▶ _Problem description_
Return the records, each one exactly as written.

##### Entries provided #####

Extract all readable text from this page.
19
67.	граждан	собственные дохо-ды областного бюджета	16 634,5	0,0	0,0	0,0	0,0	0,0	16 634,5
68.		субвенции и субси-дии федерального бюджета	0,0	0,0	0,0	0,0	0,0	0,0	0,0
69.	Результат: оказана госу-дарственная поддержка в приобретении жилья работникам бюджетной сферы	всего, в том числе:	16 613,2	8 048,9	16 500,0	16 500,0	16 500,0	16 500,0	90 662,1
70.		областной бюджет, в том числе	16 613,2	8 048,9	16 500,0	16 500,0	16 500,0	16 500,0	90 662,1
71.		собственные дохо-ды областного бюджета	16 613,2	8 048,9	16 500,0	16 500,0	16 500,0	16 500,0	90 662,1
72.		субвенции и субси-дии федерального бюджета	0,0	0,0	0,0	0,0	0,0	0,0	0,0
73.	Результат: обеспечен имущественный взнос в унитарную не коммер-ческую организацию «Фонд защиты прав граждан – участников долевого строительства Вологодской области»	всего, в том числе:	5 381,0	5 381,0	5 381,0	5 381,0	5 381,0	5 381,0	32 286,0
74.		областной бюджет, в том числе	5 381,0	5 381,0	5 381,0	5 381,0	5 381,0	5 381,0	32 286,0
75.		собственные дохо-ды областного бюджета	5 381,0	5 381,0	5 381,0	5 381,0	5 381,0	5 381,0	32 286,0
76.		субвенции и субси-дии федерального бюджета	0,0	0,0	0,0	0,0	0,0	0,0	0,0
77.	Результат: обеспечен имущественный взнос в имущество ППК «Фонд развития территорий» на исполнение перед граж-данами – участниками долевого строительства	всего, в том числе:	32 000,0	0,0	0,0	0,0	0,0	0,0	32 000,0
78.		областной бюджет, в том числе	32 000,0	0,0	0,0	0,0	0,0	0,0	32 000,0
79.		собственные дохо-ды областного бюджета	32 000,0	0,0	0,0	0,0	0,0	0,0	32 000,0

#####

▶ _Finished exercise_
Extract all readable text from this page.
19
67.	граждан	собственные дохо-ды областного бюджета	16 634,5	0,0	0,0	0,0	0,0	0,0	16 634,5
68.		субвенции и субси-дии федерального бюджета	0,0	0,0	0,0	0,0	0,0	0,0	0,0
69.	Результат: оказана госу-дарственная поддержка в приобретении жилья работникам бюджетной сферы	всего, в том числе:	16 613,2	8 048,9	16 500,0	16 500,0	16 500,0	16 500,0	90 662,1
70.		областной бюджет, в том числе	16 613,2	8 048,9	16 500,0	16 500,0	16 500,0	16 500,0	90 662,1
71.		собственные дохо-ды областного бюджета	16 613,2	8 048,9	16 500,0	16 500,0	16 500,0	16 500,0	90 662,1
72.		субвенции и субси-дии федерального бюджета	0,0	0,0	0,0	0,0	0,0	0,0	0,0
73.	Результат: обеспечен имущественный взнос в унитарную не коммер-ческую организацию «Фонд защиты прав граждан – участников долевого строительства Вологодской области»	всего, в том числе:	5 381,0	5 381,0	5 381,0	5 381,0	5 381,0	5 381,0	32 286,0
74.		областной бюджет, в том числе	5 381,0	5 381,0	5 381,0	5 381,0	5 381,0	5 381,0	32 286,0
75.		собственные дохо-ды областного бюджета	5 381,0	5 381,0	5 381,0	5 381,0	5 381,0	5 381,0	32 286,0
76.		субвенции и субси-дии федерального бюджета	0,0	0,0	0,0	0,0	0,0	0,0	0,0
77.	Результат: обеспечен имущественный взнос в имущество ППК «Фонд развития территорий» на исполнение перед граж-данами – участниками долевого строительства	всего, в том числе:	32 000,0	0,0	0,0	0,0	0,0	0,0	32 000,0
78.		областной бюджет, в том числе	32 000,0	0,0	0,0	0,0	0,0	0,0	32 000,0
79.		собственные дохо-ды областного бюджета	32 000,0	0,0	0,0	0,0	0,0	0,0	32 000,0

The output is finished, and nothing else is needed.